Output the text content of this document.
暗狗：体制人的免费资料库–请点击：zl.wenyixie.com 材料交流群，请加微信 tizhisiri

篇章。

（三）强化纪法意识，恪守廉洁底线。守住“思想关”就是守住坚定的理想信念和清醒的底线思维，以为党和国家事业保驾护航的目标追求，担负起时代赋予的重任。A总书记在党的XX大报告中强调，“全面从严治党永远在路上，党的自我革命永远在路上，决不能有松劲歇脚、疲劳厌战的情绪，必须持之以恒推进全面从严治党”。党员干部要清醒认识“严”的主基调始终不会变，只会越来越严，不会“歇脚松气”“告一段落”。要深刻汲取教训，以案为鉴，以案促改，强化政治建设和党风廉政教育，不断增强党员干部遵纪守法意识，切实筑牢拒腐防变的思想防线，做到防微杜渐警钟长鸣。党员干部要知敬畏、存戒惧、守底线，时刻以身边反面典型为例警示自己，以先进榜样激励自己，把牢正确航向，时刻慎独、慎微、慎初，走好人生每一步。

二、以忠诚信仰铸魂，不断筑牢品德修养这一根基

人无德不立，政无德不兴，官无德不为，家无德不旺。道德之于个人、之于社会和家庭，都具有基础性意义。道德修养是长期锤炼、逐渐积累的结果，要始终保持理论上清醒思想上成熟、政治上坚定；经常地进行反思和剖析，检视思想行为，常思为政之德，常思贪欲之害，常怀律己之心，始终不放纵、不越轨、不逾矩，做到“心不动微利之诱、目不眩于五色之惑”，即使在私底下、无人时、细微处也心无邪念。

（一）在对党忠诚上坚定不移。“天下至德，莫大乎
• • • • • • •
__WRITTEN REQUEST__
Pull out each record as written and restate it exactly.

__FULL RESPONSE__
Output the text content of this document.
暗狗：体制人的免费资料库–请点击：zl.wenyixie.com 材料交流群，请加微信 tizhisiri

篇章。

（三）强化纪法意识，恪守廉洁底线。守住“思想关”就是守住坚定的理想信念和清醒的底线思维，以为党和国家事业保驾护航的目标追求，担负起时代赋予的重任。A总书记在党的XX大报告中强调，“全面从严治党永远在路上，党的自我革命永远在路上，决不能有松劲歇脚、疲劳厌战的情绪，必须持之以恒推进全面从严治党”。党员干部要清醒认识“严”的主基调始终不会变，只会越来越严，不会“歇脚松气”“告一段落”。要深刻汲取教训，以案为鉴，以案促改，强化政治建设和党风廉政教育，不断增强党员干部遵纪守法意识，切实筑牢拒腐防变的思想防线，做到防微杜渐警钟长鸣。党员干部要知敬畏、存戒惧、守底线，时刻以身边反面典型为例警示自己，以先进榜样激励自己，把牢正确航向，时刻慎独、慎微、慎初，走好人生每一步。

二、以忠诚信仰铸魂，不断筑牢品德修养这一根基

人无德不立，政无德不兴，官无德不为，家无德不旺。道德之于个人、之于社会和家庭，都具有基础性意义。道德修养是长期锤炼、逐渐积累的结果，要始终保持理论上清醒思想上成熟、政治上坚定；经常地进行反思和剖析，检视思想行为，常思为政之德，常思贪欲之害，常怀律己之心，始终不放纵、不越轨、不逾矩，做到“心不动微利之诱、目不眩于五色之惑”，即使在私底下、无人时、细微处也心无邪念。

（一）在对党忠诚上坚定不移。“天下至德，莫大乎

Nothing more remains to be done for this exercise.